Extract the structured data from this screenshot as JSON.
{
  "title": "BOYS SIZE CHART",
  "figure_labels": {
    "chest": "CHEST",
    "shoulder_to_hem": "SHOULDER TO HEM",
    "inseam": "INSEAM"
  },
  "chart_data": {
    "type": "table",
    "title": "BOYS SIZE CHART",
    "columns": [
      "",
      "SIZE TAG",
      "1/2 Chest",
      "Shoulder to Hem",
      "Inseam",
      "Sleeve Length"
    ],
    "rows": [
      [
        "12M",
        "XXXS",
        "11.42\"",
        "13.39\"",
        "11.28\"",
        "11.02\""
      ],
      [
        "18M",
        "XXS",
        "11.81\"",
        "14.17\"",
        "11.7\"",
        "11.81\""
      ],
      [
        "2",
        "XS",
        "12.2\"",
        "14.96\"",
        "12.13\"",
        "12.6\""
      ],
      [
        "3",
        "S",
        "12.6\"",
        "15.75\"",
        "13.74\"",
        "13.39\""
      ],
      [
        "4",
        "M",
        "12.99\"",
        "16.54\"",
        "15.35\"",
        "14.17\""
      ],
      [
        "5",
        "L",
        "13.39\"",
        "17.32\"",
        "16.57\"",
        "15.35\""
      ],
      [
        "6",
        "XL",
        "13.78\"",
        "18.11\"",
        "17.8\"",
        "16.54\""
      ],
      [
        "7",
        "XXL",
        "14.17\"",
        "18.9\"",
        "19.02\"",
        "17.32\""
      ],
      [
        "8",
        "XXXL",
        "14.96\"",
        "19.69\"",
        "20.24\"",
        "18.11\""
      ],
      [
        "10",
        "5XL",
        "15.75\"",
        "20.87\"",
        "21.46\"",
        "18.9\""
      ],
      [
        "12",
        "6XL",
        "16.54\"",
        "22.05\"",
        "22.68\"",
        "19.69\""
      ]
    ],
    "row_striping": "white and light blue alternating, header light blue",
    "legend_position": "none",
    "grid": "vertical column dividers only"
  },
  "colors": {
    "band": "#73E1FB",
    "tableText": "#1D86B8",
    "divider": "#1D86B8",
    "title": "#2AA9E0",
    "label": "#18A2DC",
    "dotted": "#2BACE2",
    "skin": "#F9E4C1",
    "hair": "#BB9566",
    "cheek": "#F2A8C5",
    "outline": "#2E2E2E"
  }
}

» **BRIEF**: Pick each line holding the word "BOYS" out of the data and copy it.

» **EXERCISE ANSWER**:
  "title": "BOYS SIZE CHART",
    "title": "BOYS SIZE CHART",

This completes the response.